• **Data records**:

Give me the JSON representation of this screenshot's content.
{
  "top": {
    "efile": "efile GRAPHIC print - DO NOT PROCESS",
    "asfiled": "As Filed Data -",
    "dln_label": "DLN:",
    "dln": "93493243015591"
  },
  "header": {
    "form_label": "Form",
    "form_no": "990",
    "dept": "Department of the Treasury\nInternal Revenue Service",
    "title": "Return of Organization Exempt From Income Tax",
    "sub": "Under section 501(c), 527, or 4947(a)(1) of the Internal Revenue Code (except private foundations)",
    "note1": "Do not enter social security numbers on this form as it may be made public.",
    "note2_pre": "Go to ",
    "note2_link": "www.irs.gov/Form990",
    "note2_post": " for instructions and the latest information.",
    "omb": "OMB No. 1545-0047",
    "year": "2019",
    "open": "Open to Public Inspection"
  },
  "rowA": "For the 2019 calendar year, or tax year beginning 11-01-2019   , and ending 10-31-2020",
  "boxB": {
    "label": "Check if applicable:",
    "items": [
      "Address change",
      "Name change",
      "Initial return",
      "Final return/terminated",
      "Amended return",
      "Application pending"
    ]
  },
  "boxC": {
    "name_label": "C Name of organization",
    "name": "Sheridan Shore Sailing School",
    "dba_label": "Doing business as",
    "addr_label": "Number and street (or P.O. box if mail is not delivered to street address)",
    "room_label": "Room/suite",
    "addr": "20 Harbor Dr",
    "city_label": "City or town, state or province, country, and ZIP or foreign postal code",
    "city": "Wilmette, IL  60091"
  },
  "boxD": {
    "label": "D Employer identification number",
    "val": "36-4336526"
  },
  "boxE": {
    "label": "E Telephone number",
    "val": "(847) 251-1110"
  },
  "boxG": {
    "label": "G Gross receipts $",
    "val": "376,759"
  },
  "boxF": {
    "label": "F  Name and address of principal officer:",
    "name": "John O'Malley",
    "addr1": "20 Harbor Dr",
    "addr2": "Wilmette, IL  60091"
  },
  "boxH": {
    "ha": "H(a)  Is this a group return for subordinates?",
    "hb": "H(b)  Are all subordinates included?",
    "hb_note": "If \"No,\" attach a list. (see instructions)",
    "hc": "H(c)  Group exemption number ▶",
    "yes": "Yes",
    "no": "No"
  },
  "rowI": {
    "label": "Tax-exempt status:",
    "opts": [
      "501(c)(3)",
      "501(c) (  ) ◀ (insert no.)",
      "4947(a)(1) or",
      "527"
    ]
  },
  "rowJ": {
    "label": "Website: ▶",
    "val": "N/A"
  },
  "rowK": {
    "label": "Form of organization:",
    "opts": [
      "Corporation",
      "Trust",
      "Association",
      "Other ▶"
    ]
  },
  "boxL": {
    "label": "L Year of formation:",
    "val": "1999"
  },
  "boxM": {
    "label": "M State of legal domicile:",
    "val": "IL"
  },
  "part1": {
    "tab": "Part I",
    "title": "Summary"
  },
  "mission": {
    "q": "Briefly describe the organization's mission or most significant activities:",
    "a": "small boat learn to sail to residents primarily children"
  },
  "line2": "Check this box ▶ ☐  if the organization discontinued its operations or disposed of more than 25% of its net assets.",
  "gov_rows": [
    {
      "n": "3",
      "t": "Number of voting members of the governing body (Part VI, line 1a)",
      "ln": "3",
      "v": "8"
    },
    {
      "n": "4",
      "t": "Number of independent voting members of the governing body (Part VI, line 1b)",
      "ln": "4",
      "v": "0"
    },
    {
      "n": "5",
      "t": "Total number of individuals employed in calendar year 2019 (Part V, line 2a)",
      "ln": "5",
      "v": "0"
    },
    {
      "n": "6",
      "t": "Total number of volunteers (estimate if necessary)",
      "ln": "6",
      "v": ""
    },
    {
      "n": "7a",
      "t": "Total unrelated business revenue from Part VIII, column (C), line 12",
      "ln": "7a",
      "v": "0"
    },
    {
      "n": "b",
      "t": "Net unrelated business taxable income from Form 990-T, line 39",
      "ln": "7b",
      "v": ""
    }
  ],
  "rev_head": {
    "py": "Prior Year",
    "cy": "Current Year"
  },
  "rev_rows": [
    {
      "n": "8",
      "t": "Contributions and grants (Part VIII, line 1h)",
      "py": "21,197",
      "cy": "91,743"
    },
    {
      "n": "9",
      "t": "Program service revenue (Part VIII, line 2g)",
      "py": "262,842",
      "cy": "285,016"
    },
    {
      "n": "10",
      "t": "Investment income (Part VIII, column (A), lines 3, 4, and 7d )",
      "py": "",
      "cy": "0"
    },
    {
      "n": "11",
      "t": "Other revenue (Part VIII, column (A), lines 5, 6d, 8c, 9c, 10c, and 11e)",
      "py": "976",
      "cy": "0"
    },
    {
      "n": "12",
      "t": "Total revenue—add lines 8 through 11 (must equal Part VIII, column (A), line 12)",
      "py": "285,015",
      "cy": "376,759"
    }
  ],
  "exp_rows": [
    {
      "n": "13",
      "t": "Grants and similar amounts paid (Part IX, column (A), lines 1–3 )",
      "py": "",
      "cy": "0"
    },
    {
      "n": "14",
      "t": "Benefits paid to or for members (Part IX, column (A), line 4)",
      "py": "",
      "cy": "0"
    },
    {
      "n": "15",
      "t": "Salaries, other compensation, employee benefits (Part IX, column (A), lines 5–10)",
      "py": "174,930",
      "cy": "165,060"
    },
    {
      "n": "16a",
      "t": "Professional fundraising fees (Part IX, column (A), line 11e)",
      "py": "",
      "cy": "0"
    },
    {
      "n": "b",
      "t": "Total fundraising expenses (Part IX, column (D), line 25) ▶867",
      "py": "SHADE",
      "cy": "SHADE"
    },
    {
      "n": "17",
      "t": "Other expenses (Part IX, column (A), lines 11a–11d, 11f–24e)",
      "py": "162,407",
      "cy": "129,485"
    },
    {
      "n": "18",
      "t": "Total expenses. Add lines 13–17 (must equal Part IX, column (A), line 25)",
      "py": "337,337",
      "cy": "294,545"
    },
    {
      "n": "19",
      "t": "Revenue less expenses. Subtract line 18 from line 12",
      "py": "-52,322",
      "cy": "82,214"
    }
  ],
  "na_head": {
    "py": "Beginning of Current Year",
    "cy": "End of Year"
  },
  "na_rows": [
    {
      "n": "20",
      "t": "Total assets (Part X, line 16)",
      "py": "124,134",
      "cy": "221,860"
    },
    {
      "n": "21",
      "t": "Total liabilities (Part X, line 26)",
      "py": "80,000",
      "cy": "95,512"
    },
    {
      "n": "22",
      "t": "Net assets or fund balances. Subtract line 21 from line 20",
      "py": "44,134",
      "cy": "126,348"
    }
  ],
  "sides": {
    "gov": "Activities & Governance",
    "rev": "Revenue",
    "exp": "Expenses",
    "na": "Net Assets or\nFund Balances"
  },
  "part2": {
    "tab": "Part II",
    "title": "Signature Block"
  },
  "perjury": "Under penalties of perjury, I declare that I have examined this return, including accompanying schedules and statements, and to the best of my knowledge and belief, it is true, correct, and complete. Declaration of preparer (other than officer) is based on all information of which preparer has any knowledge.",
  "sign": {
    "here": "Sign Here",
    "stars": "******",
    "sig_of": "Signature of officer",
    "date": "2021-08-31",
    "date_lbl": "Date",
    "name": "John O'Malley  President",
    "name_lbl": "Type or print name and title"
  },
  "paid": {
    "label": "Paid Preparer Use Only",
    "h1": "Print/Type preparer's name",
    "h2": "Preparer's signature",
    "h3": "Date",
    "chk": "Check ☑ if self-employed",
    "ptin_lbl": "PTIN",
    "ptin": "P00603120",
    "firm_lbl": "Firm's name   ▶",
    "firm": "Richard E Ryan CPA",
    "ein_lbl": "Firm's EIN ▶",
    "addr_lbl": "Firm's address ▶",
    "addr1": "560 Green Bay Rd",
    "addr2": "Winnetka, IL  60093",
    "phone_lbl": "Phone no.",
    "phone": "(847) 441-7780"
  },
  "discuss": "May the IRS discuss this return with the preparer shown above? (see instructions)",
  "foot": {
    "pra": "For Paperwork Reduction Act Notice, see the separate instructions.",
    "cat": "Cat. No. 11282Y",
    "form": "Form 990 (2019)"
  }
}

• **Given request**:
Return each line of the listing that holds the string "body".

• **The output**:
      "t": "Number of voting members of the governing body (Part VI, line 1a)",
      "t": "Number of independent voting members of the governing body (Part VI, line 1b)",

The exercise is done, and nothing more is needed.